# GOAL:
Tally the lines holding "master" and state only that figure.

# MATERIAL PROVIDED:
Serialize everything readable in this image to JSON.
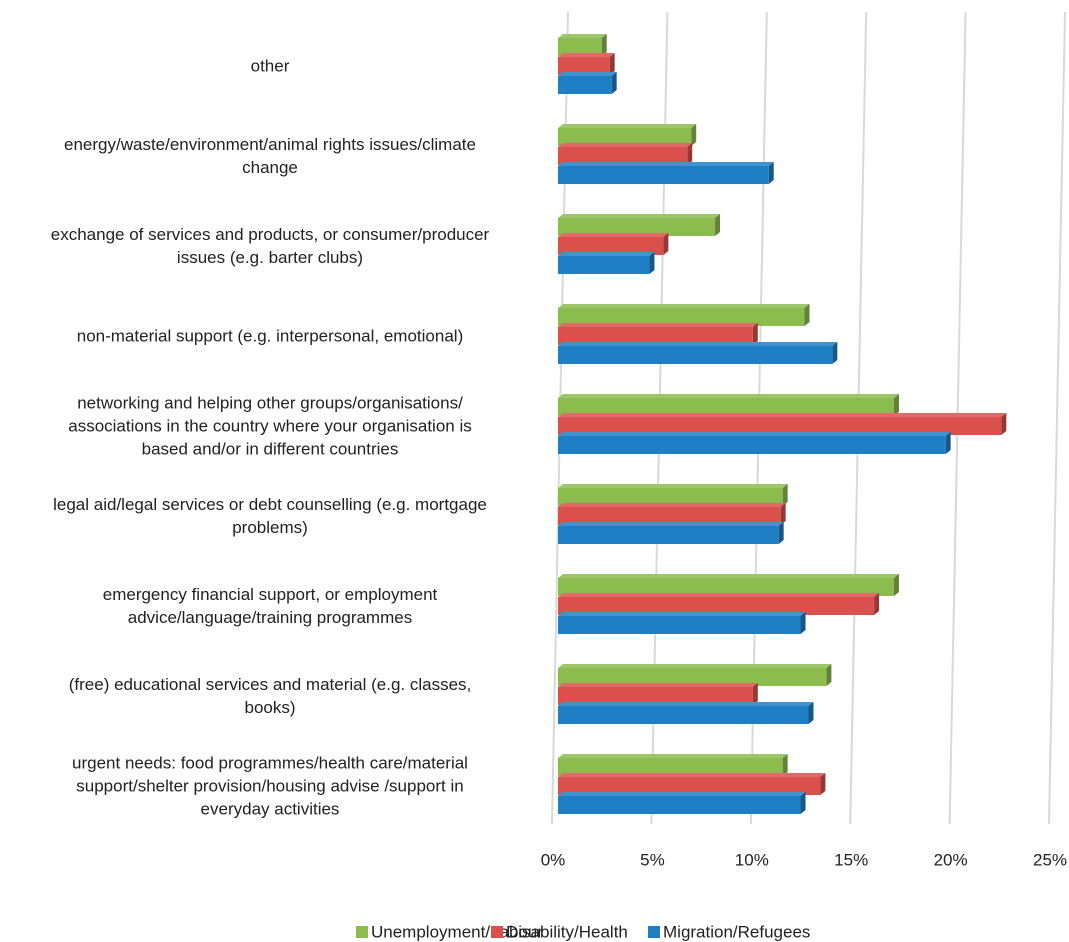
{
  "chart_data": {
    "type": "bar3d_horizontal",
    "categories": [
      "other",
      "energy/waste/environment/animal rights issues/climate\nchange",
      "exchange of services and products, or consumer/producer\nissues (e.g. barter clubs)",
      "non-material support (e.g. interpersonal, emotional)",
      "networking and helping other groups/organisations/\nassociations in the country where your organisation is\nbased and/or in different countries",
      "legal aid/legal services or debt counselling (e.g. mortgage\nproblems)",
      "emergency financial support, or employment\nadvice/language/training programmes",
      "(free) educational services and material (e.g. classes,\nbooks)",
      "urgent needs: food programmes/health care/material\nsupport/shelter provision/housing advise /support in\neveryday activities"
    ],
    "series": [
      {
        "name": "Unemployment/Labour",
        "color": "#8cbb4e",
        "values": [
          2.2,
          6.7,
          7.9,
          12.4,
          16.9,
          11.3,
          16.9,
          13.5,
          11.3
        ]
      },
      {
        "name": "Disability/Health",
        "color": "#d9504c",
        "values": [
          2.6,
          6.5,
          5.3,
          9.8,
          22.3,
          11.2,
          15.9,
          9.8,
          13.2
        ]
      },
      {
        "name": "Migration/Refugees",
        "color": "#1f7fc4",
        "values": [
          2.7,
          10.6,
          4.6,
          13.8,
          19.5,
          11.1,
          12.2,
          12.6,
          12.2
        ]
      }
    ],
    "xlim": [
      0,
      25
    ],
    "xticks": [
      {
        "value": 0,
        "label": "0%"
      },
      {
        "value": 5,
        "label": "5%"
      },
      {
        "value": 10,
        "label": "10%"
      },
      {
        "value": 15,
        "label": "15%"
      },
      {
        "value": 20,
        "label": "20%"
      },
      {
        "value": 25,
        "label": "25%"
      }
    ],
    "grid": true,
    "legend": "bottom"
  }
}
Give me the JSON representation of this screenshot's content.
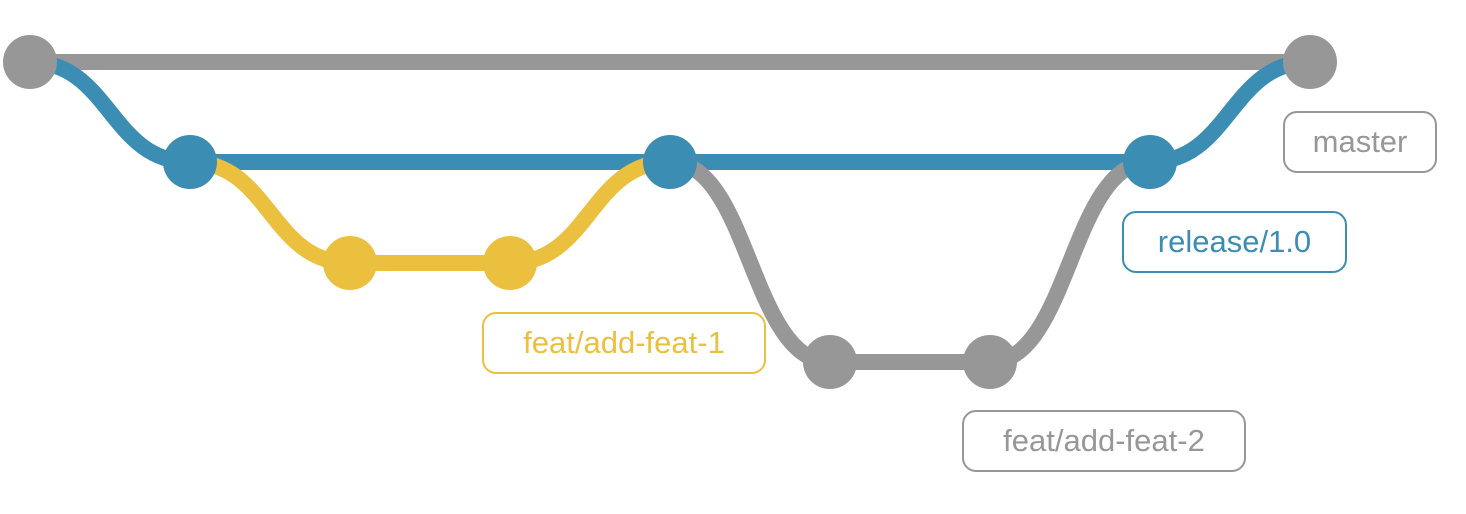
{
  "colors": {
    "master": "#979797",
    "release": "#3b8db3",
    "feature_1": "#ebc03f",
    "feature_2": "#979797"
  },
  "branches": [
    {
      "key": "master",
      "label": "master",
      "color": "#979797"
    },
    {
      "key": "release",
      "label": "release/1.0",
      "color": "#3b8db3"
    },
    {
      "key": "feat1",
      "label": "feat/add-feat-1",
      "color": "#ebc03f"
    },
    {
      "key": "feat2",
      "label": "feat/add-feat-2",
      "color": "#979797"
    }
  ]
}
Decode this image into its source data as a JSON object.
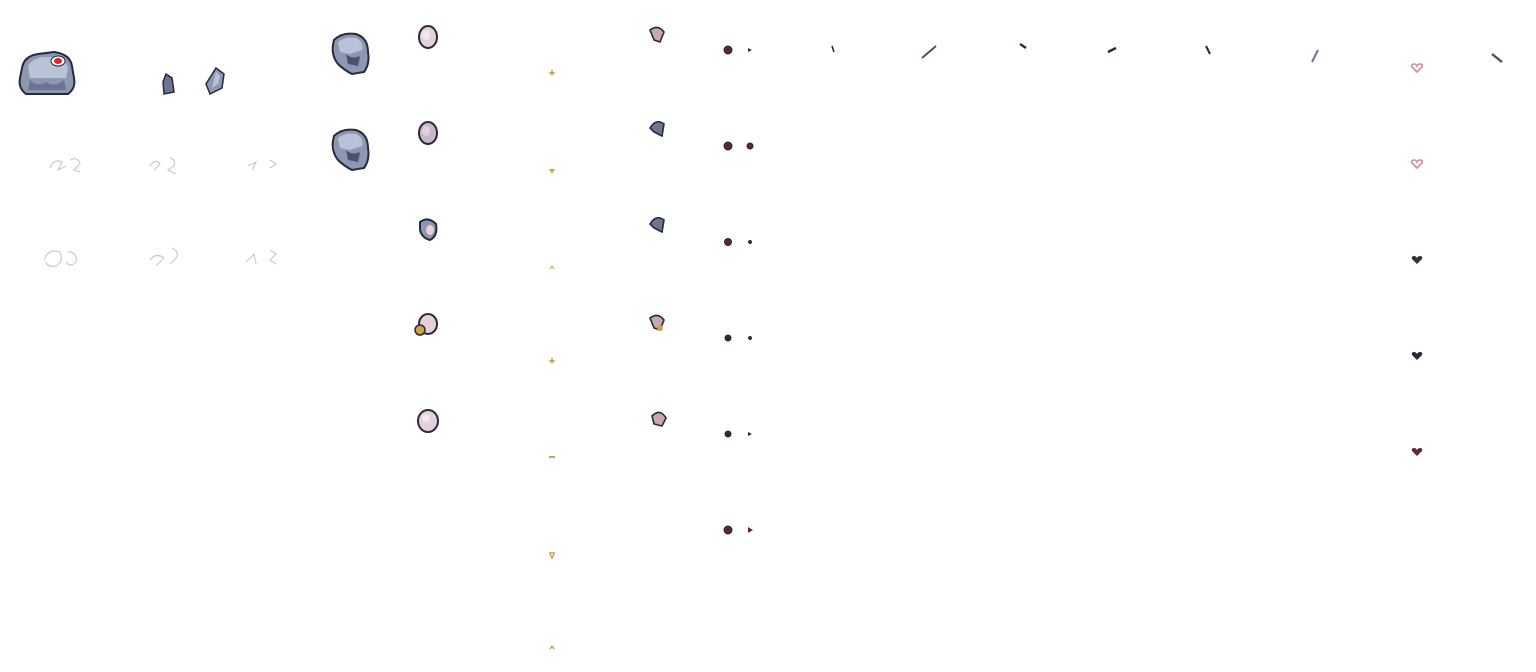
{
  "sheet": {
    "background": "#ffffff",
    "palette": {
      "body_light": "#b9c2d6",
      "body_mid": "#8c97b2",
      "body_dark": "#4a5168",
      "outline": "#262a3a",
      "eye_red": "#e0202a",
      "shell_pink": "#e7cfd8",
      "shell_edge": "#6a6178",
      "gold": "#c9a24a",
      "heart_pink": "#d9889a",
      "heart_dark": "#3a2e36",
      "dot_brown": "#5a2a22",
      "scribble": "#c7cbd4"
    },
    "sprites": [
      "chest-sprite",
      "fragment-small",
      "fragment-large",
      "head-sprite-a",
      "head-sprite-b",
      "outline-scribbles",
      "shell-frames",
      "spark-frames",
      "shard-frames",
      "dot-pair-frames",
      "stroke-frames",
      "heart-frames"
    ]
  }
}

# TASK OUTPUT:
3